Recorded data
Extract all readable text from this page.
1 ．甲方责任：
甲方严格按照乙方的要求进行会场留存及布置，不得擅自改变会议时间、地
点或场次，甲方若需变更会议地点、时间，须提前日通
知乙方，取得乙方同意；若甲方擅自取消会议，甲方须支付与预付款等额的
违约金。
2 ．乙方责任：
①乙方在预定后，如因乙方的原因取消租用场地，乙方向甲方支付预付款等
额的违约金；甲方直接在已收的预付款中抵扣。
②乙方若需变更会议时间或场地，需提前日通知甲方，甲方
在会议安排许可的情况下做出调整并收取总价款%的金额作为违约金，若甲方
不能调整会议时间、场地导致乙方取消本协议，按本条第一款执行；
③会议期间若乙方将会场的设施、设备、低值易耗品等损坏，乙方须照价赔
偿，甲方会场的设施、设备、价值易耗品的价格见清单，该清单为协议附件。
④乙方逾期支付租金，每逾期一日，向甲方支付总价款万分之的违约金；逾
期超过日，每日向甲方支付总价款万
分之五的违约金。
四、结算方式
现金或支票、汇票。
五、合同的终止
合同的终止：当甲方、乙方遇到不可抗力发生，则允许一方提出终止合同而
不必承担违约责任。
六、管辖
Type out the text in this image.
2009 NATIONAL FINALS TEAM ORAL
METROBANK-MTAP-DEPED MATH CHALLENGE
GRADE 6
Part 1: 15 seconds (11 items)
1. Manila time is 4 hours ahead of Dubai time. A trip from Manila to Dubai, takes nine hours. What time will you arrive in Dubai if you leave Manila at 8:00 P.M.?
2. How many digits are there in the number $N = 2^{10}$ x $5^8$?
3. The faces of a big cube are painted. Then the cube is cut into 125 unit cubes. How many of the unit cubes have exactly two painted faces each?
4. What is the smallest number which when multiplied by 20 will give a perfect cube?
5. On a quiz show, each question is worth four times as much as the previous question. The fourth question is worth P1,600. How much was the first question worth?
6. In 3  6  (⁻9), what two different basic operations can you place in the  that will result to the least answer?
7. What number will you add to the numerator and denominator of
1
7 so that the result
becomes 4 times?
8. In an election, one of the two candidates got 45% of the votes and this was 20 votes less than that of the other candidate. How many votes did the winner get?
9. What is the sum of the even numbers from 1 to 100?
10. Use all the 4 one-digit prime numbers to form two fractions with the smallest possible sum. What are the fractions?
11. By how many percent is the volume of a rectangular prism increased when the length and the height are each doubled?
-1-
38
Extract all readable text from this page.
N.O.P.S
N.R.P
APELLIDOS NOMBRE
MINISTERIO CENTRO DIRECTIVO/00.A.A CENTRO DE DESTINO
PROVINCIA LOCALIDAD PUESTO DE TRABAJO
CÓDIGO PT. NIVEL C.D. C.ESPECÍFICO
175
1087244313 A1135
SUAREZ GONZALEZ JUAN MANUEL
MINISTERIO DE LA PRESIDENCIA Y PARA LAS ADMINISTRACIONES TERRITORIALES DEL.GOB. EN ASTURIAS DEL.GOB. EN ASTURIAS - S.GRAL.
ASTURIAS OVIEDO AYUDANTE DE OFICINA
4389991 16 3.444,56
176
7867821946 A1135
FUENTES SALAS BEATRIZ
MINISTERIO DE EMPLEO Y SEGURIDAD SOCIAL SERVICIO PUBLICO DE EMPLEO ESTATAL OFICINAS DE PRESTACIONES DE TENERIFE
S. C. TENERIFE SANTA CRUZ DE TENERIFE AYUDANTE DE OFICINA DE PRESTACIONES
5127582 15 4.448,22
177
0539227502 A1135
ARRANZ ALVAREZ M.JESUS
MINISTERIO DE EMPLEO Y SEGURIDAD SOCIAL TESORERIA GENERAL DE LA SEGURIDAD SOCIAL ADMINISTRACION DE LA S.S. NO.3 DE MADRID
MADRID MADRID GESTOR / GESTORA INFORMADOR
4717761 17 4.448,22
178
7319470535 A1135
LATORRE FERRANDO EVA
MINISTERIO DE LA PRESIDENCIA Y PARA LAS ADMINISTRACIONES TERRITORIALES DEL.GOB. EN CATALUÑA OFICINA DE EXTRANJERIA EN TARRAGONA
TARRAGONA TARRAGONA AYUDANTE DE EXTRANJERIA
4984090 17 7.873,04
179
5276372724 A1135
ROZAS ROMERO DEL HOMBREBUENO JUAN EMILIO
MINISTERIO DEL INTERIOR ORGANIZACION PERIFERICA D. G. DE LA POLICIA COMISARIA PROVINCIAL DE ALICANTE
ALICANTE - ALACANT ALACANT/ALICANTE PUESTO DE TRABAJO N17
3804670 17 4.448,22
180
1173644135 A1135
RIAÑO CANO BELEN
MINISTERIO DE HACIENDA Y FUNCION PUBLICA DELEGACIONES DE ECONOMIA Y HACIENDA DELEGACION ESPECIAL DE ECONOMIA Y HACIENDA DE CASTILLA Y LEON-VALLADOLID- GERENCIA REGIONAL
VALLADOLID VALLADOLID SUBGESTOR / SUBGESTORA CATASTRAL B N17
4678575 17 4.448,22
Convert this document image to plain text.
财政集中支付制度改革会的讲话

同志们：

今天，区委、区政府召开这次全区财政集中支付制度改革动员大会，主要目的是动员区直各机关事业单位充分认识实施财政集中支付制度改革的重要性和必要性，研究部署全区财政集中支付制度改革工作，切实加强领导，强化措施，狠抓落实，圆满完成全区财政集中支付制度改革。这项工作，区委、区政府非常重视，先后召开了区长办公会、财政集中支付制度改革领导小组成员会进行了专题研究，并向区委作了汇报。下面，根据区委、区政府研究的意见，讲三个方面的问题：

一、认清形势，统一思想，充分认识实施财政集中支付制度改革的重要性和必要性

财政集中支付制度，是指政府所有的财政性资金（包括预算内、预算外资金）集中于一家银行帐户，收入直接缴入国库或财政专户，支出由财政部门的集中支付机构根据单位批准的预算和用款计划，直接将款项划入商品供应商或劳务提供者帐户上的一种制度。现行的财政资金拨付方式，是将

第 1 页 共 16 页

- [WHAT IS EXPECTED]: Retype the data in full and match it exactly.

- [RESPONSE]:
Extract all readable text from this page.
1 ．甲方责任：
甲方严格按照乙方的要求进行会场留存及布置，不得擅自改变会议时间、地
点或场次，甲方若需变更会议地点、时间，须提前日通
知乙方，取得乙方同意；若甲方擅自取消会议，甲方须支付与预付款等额的
违约金。
2 ．乙方责任：
①乙方在预定后，如因乙方的原因取消租用场地，乙方向甲方支付预付款等
额的违约金；甲方直接在已收的预付款中抵扣。
②乙方若需变更会议时间或场地，需提前日通知甲方，甲方
在会议安排许可的情况下做出调整并收取总价款%的金额作为违约金，若甲方
不能调整会议时间、场地导致乙方取消本协议，按本条第一款执行；
③会议期间若乙方将会场的设施、设备、低值易耗品等损坏，乙方须照价赔
偿，甲方会场的设施、设备、价值易耗品的价格见清单，该清单为协议附件。
④乙方逾期支付租金，每逾期一日，向甲方支付总价款万分之的违约金；逾
期超过日，每日向甲方支付总价款万
分之五的违约金。
四、结算方式
现金或支票、汇票。
五、合同的终止
合同的终止：当甲方、乙方遇到不可抗力发生，则允许一方提出终止合同而
不必承担违约责任。
六、管辖
Type out the text in this image.
2009 NATIONAL FINALS TEAM ORAL
METROBANK-MTAP-DEPED MATH CHALLENGE
GRADE 6
Part 1: 15 seconds (11 items)
1. Manila time is 4 hours ahead of Dubai time. A trip from Manila to Dubai, takes nine hours. What time will you arrive in Dubai if you leave Manila at 8:00 P.M.?
2. How many digits are there in the number $N = 2^{10}$ x $5^8$?
3. The faces of a big cube are painted. Then the cube is cut into 125 unit cubes. How many of the unit cubes have exactly two painted faces each?
4. What is the smallest number which when multiplied by 20 will give a perfect cube?
5. On a quiz show, each question is worth four times as much as the previous question. The fourth question is worth P1,600. How much was the first question worth?
6. In 3  6  (⁻9), what two different basic operations can you place in the  that will result to the least answer?
7. What number will you add to the numerator and denominator of
1
7 so that the result
becomes 4 times?
8. In an election, one of the two candidates got 45% of the votes and this was 20 votes less than that of the other candidate. How many votes did the winner get?
9. What is the sum of the even numbers from 1 to 100?
10. Use all the 4 one-digit prime numbers to form two fractions with the smallest possible sum. What are the fractions?
11. By how many percent is the volume of a rectangular prism increased when the length and the height are each doubled?
-1-
38
Extract all readable text from this page.
N.O.P.S
N.R.P
APELLIDOS NOMBRE
MINISTERIO CENTRO DIRECTIVO/00.A.A CENTRO DE DESTINO
PROVINCIA LOCALIDAD PUESTO DE TRABAJO
CÓDIGO PT. NIVEL C.D. C.ESPECÍFICO
175
1087244313 A1135
SUAREZ GONZALEZ JUAN MANUEL
MINISTERIO DE LA PRESIDENCIA Y PARA LAS ADMINISTRACIONES TERRITORIALES DEL.GOB. EN ASTURIAS DEL.GOB. EN ASTURIAS - S.GRAL.
ASTURIAS OVIEDO AYUDANTE DE OFICINA
4389991 16 3.444,56
176
7867821946 A1135
FUENTES SALAS BEATRIZ
MINISTERIO DE EMPLEO Y SEGURIDAD SOCIAL SERVICIO PUBLICO DE EMPLEO ESTATAL OFICINAS DE PRESTACIONES DE TENERIFE
S. C. TENERIFE SANTA CRUZ DE TENERIFE AYUDANTE DE OFICINA DE PRESTACIONES
5127582 15 4.448,22
177
0539227502 A1135
ARRANZ ALVAREZ M.JESUS
MINISTERIO DE EMPLEO Y SEGURIDAD SOCIAL TESORERIA GENERAL DE LA SEGURIDAD SOCIAL ADMINISTRACION DE LA S.S. NO.3 DE MADRID
MADRID MADRID GESTOR / GESTORA INFORMADOR
4717761 17 4.448,22
178
7319470535 A1135
LATORRE FERRANDO EVA
MINISTERIO DE LA PRESIDENCIA Y PARA LAS ADMINISTRACIONES TERRITORIALES DEL.GOB. EN CATALUÑA OFICINA DE EXTRANJERIA EN TARRAGONA
TARRAGONA TARRAGONA AYUDANTE DE EXTRANJERIA
4984090 17 7.873,04
179
5276372724 A1135
ROZAS ROMERO DEL HOMBREBUENO JUAN EMILIO
MINISTERIO DEL INTERIOR ORGANIZACION PERIFERICA D. G. DE LA POLICIA COMISARIA PROVINCIAL DE ALICANTE
ALICANTE - ALACANT ALACANT/ALICANTE PUESTO DE TRABAJO N17
3804670 17 4.448,22
180
1173644135 A1135
RIAÑO CANO BELEN
MINISTERIO DE HACIENDA Y FUNCION PUBLICA DELEGACIONES DE ECONOMIA Y HACIENDA DELEGACION ESPECIAL DE ECONOMIA Y HACIENDA DE CASTILLA Y LEON-VALLADOLID- GERENCIA REGIONAL
VALLADOLID VALLADOLID SUBGESTOR / SUBGESTORA CATASTRAL B N17
4678575 17 4.448,22
Convert this document image to plain text.
财政集中支付制度改革会的讲话

同志们：

今天，区委、区政府召开这次全区财政集中支付制度改革动员大会，主要目的是动员区直各机关事业单位充分认识实施财政集中支付制度改革的重要性和必要性，研究部署全区财政集中支付制度改革工作，切实加强领导，强化措施，狠抓落实，圆满完成全区财政集中支付制度改革。这项工作，区委、区政府非常重视，先后召开了区长办公会、财政集中支付制度改革领导小组成员会进行了专题研究，并向区委作了汇报。下面，根据区委、区政府研究的意见，讲三个方面的问题：

一、认清形势，统一思想，充分认识实施财政集中支付制度改革的重要性和必要性

财政集中支付制度，是指政府所有的财政性资金（包括预算内、预算外资金）集中于一家银行帐户，收入直接缴入国库或财政专户，支出由财政部门的集中支付机构根据单位批准的预算和用款计划，直接将款项划入商品供应商或劳务提供者帐户上的一种制度。现行的财政资金拨付方式，是将

第 1 页 共 16 页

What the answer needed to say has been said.